* REQUIREMENTS
Retype everything in the listing, leaving each line exactly as it is.

* DATA SUPPLIED
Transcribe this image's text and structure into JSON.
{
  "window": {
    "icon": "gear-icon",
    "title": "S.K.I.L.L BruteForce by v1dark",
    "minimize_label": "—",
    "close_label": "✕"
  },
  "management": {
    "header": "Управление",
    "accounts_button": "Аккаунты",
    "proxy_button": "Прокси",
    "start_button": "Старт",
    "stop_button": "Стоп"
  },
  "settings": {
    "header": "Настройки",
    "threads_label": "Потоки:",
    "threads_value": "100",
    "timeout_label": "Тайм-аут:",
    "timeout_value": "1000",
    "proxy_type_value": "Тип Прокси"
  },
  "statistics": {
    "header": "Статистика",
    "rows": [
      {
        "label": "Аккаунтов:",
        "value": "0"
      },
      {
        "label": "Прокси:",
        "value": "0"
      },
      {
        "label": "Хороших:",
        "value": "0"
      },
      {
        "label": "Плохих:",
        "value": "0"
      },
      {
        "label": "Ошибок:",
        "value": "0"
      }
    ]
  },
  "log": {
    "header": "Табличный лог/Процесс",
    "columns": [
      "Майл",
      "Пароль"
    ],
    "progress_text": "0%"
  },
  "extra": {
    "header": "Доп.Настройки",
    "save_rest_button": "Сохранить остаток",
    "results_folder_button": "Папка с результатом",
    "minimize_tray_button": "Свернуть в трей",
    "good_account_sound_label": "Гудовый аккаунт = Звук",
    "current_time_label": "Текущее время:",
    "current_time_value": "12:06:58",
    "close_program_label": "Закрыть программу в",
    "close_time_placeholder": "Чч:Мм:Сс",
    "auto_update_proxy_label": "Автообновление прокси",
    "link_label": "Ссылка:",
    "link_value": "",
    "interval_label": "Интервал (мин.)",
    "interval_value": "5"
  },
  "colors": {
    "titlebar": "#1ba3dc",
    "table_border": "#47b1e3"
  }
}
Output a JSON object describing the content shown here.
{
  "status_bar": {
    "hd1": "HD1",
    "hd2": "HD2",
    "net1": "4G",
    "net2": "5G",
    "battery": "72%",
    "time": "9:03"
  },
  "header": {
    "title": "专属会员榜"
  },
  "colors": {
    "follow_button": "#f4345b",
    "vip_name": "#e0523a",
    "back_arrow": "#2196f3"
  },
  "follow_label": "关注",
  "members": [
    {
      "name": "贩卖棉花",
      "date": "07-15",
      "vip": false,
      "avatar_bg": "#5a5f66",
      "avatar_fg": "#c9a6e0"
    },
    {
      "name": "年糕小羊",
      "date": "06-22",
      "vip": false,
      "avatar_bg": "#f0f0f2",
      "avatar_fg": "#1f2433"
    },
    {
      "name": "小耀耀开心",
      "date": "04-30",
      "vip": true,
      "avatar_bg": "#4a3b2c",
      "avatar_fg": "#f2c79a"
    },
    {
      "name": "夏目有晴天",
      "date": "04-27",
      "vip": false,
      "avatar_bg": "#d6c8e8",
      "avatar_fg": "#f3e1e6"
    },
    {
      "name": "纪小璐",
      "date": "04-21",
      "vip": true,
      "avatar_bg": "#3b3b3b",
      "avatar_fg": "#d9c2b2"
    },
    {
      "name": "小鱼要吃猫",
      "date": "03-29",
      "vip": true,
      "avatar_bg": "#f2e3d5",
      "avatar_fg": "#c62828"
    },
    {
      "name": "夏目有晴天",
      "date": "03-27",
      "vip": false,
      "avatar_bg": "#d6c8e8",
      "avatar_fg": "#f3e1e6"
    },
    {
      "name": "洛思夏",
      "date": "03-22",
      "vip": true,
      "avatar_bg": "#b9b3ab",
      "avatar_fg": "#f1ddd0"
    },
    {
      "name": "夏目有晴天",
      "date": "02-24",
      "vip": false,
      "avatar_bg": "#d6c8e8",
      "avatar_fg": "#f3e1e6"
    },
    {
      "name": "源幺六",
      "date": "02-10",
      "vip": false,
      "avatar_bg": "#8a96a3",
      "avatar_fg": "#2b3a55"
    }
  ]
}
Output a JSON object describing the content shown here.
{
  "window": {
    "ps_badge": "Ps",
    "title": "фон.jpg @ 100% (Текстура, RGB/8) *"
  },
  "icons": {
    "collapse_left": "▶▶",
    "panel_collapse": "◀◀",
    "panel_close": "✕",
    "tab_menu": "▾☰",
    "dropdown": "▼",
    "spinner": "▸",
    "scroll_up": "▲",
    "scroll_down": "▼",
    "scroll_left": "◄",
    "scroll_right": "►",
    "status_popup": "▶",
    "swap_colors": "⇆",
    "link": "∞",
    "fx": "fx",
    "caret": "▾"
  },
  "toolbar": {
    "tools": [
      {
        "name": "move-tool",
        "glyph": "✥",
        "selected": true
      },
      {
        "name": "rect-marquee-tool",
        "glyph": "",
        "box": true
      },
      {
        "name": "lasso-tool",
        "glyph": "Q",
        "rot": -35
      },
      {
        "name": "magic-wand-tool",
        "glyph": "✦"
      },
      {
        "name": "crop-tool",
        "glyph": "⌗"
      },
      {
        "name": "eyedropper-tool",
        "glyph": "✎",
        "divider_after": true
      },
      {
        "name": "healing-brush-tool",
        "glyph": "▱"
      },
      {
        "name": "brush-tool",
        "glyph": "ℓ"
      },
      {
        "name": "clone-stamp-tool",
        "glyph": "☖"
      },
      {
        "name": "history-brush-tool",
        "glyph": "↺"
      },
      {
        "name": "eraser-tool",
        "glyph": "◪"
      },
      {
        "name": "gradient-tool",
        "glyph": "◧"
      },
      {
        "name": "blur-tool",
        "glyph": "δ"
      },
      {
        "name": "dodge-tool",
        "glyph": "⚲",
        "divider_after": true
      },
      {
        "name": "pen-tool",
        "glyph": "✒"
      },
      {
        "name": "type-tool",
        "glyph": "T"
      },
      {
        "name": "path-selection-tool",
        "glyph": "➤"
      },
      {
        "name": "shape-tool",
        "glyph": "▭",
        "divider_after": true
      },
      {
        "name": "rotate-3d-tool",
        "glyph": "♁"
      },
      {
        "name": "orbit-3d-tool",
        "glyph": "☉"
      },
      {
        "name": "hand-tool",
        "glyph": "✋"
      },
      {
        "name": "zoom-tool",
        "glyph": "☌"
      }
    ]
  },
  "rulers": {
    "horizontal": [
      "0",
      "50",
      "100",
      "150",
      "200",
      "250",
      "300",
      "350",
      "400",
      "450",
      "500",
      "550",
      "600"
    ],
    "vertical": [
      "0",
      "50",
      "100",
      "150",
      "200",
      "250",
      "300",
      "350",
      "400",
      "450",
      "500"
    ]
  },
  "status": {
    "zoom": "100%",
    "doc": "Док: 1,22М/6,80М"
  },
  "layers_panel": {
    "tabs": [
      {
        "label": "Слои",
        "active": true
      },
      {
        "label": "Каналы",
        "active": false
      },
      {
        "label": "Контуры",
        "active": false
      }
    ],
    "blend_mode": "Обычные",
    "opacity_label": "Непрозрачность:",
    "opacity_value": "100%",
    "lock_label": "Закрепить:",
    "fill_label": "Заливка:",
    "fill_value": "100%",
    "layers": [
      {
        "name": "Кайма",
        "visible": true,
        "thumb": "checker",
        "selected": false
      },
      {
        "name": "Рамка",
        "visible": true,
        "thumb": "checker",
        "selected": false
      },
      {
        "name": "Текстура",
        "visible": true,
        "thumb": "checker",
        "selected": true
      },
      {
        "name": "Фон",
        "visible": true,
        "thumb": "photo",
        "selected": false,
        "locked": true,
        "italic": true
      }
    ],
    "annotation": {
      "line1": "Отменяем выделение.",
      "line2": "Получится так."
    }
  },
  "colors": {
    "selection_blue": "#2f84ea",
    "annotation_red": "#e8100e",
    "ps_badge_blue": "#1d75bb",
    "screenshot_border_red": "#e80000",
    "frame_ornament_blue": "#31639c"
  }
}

* RESPONSE TO THE EXERCISE
Transcribe this image's text and structure into JSON.
{
  "window": {
    "icon": "gear-icon",
    "title": "S.K.I.L.L BruteForce by v1dark",
    "minimize_label": "—",
    "close_label": "✕"
  },
  "management": {
    "header": "Управление",
    "accounts_button": "Аккаунты",
    "proxy_button": "Прокси",
    "start_button": "Старт",
    "stop_button": "Стоп"
  },
  "settings": {
    "header": "Настройки",
    "threads_label": "Потоки:",
    "threads_value": "100",
    "timeout_label": "Тайм-аут:",
    "timeout_value": "1000",
    "proxy_type_value": "Тип Прокси"
  },
  "statistics": {
    "header": "Статистика",
    "rows": [
      {
        "label": "Аккаунтов:",
        "value": "0"
      },
      {
        "label": "Прокси:",
        "value": "0"
      },
      {
        "label": "Хороших:",
        "value": "0"
      },
      {
        "label": "Плохих:",
        "value": "0"
      },
      {
        "label": "Ошибок:",
        "value": "0"
      }
    ]
  },
  "log": {
    "header": "Табличный лог/Процесс",
    "columns": [
      "Майл",
      "Пароль"
    ],
    "progress_text": "0%"
  },
  "extra": {
    "header": "Доп.Настройки",
    "save_rest_button": "Сохранить остаток",
    "results_folder_button": "Папка с результатом",
    "minimize_tray_button": "Свернуть в трей",
    "good_account_sound_label": "Гудовый аккаунт = Звук",
    "current_time_label": "Текущее время:",
    "current_time_value": "12:06:58",
    "close_program_label": "Закрыть программу в",
    "close_time_placeholder": "Чч:Мм:Сс",
    "auto_update_proxy_label": "Автообновление прокси",
    "link_label": "Ссылка:",
    "link_value": "",
    "interval_label": "Интервал (мин.)",
    "interval_value": "5"
  },
  "colors": {
    "titlebar": "#1ba3dc",
    "table_border": "#47b1e3"
  }
}
Output a JSON object describing the content shown here.
{
  "status_bar": {
    "hd1": "HD1",
    "hd2": "HD2",
    "net1": "4G",
    "net2": "5G",
    "battery": "72%",
    "time": "9:03"
  },
  "header": {
    "title": "专属会员榜"
  },
  "colors": {
    "follow_button": "#f4345b",
    "vip_name": "#e0523a",
    "back_arrow": "#2196f3"
  },
  "follow_label": "关注",
  "members": [
    {
      "name": "贩卖棉花",
      "date": "07-15",
      "vip": false,
      "avatar_bg": "#5a5f66",
      "avatar_fg": "#c9a6e0"
    },
    {
      "name": "年糕小羊",
      "date": "06-22",
      "vip": false,
      "avatar_bg": "#f0f0f2",
      "avatar_fg": "#1f2433"
    },
    {
      "name": "小耀耀开心",
      "date": "04-30",
      "vip": true,
      "avatar_bg": "#4a3b2c",
      "avatar_fg": "#f2c79a"
    },
    {
      "name": "夏目有晴天",
      "date": "04-27",
      "vip": false,
      "avatar_bg": "#d6c8e8",
      "avatar_fg": "#f3e1e6"
    },
    {
      "name": "纪小璐",
      "date": "04-21",
      "vip": true,
      "avatar_bg": "#3b3b3b",
      "avatar_fg": "#d9c2b2"
    },
    {
      "name": "小鱼要吃猫",
      "date": "03-29",
      "vip": true,
      "avatar_bg": "#f2e3d5",
      "avatar_fg": "#c62828"
    },
    {
      "name": "夏目有晴天",
      "date": "03-27",
      "vip": false,
      "avatar_bg": "#d6c8e8",
      "avatar_fg": "#f3e1e6"
    },
    {
      "name": "洛思夏",
      "date": "03-22",
      "vip": true,
      "avatar_bg": "#b9b3ab",
      "avatar_fg": "#f1ddd0"
    },
    {
      "name": "夏目有晴天",
      "date": "02-24",
      "vip": false,
      "avatar_bg": "#d6c8e8",
      "avatar_fg": "#f3e1e6"
    },
    {
      "name": "源幺六",
      "date": "02-10",
      "vip": false,
      "avatar_bg": "#8a96a3",
      "avatar_fg": "#2b3a55"
    }
  ]
}
Output a JSON object describing the content shown here.
{
  "window": {
    "ps_badge": "Ps",
    "title": "фон.jpg @ 100% (Текстура, RGB/8) *"
  },
  "icons": {
    "collapse_left": "▶▶",
    "panel_collapse": "◀◀",
    "panel_close": "✕",
    "tab_menu": "▾☰",
    "dropdown": "▼",
    "spinner": "▸",
    "scroll_up": "▲",
    "scroll_down": "▼",
    "scroll_left": "◄",
    "scroll_right": "►",
    "status_popup": "▶",
    "swap_colors": "⇆",
    "link": "∞",
    "fx": "fx",
    "caret": "▾"
  },
  "toolbar": {
    "tools": [
      {
        "name": "move-tool",
        "glyph": "✥",
        "selected": true
      },
      {
        "name": "rect-marquee-tool",
        "glyph": "",
        "box": true
      },
      {
        "name": "lasso-tool",
        "glyph": "Q",
        "rot": -35
      },
      {
        "name": "magic-wand-tool",
        "glyph": "✦"
      },
      {
        "name": "crop-tool",
        "glyph": "⌗"
      },
      {
        "name": "eyedropper-tool",
        "glyph": "✎",
        "divider_after": true
      },
      {
        "name": "healing-brush-tool",
        "glyph": "▱"
      },
      {
        "name": "brush-tool",
        "glyph": "ℓ"
      },
      {
        "name": "clone-stamp-tool",
        "glyph": "☖"
      },
      {
        "name": "history-brush-tool",
        "glyph": "↺"
      },
      {
        "name": "eraser-tool",
        "glyph": "◪"
      },
      {
        "name": "gradient-tool",
        "glyph": "◧"
      },
      {
        "name": "blur-tool",
        "glyph": "δ"
      },
      {
        "name": "dodge-tool",
        "glyph": "⚲",
        "divider_after": true
      },
      {
        "name": "pen-tool",
        "glyph": "✒"
      },
      {
        "name": "type-tool",
        "glyph": "T"
      },
      {
        "name": "path-selection-tool",
        "glyph": "➤"
      },
      {
        "name": "shape-tool",
        "glyph": "▭",
        "divider_after": true
      },
      {
        "name": "rotate-3d-tool",
        "glyph": "♁"
      },
      {
        "name": "orbit-3d-tool",
        "glyph": "☉"
      },
      {
        "name": "hand-tool",
        "glyph": "✋"
      },
      {
        "name": "zoom-tool",
        "glyph": "☌"
      }
    ]
  },
  "rulers": {
    "horizontal": [
      "0",
      "50",
      "100",
      "150",
      "200",
      "250",
      "300",
      "350",
      "400",
      "450",
      "500",
      "550",
      "600"
    ],
    "vertical": [
      "0",
      "50",
      "100",
      "150",
      "200",
      "250",
      "300",
      "350",
      "400",
      "450",
      "500"
    ]
  },
  "status": {
    "zoom": "100%",
    "doc": "Док: 1,22М/6,80М"
  },
  "layers_panel": {
    "tabs": [
      {
        "label": "Слои",
        "active": true
      },
      {
        "label": "Каналы",
        "active": false
      },
      {
        "label": "Контуры",
        "active": false
      }
    ],
    "blend_mode": "Обычные",
    "opacity_label": "Непрозрачность:",
    "opacity_value": "100%",
    "lock_label": "Закрепить:",
    "fill_label": "Заливка:",
    "fill_value": "100%",
    "layers": [
      {
        "name": "Кайма",
        "visible": true,
        "thumb": "checker",
        "selected": false
      },
      {
        "name": "Рамка",
        "visible": true,
        "thumb": "checker",
        "selected": false
      },
      {
        "name": "Текстура",
        "visible": true,
        "thumb": "checker",
        "selected": true
      },
      {
        "name": "Фон",
        "visible": true,
        "thumb": "photo",
        "selected": false,
        "locked": true,
        "italic": true
      }
    ],
    "annotation": {
      "line1": "Отменяем выделение.",
      "line2": "Получится так."
    }
  },
  "colors": {
    "selection_blue": "#2f84ea",
    "annotation_red": "#e8100e",
    "ps_badge_blue": "#1d75bb",
    "screenshot_border_red": "#e80000",
    "frame_ornament_blue": "#31639c"
  }
}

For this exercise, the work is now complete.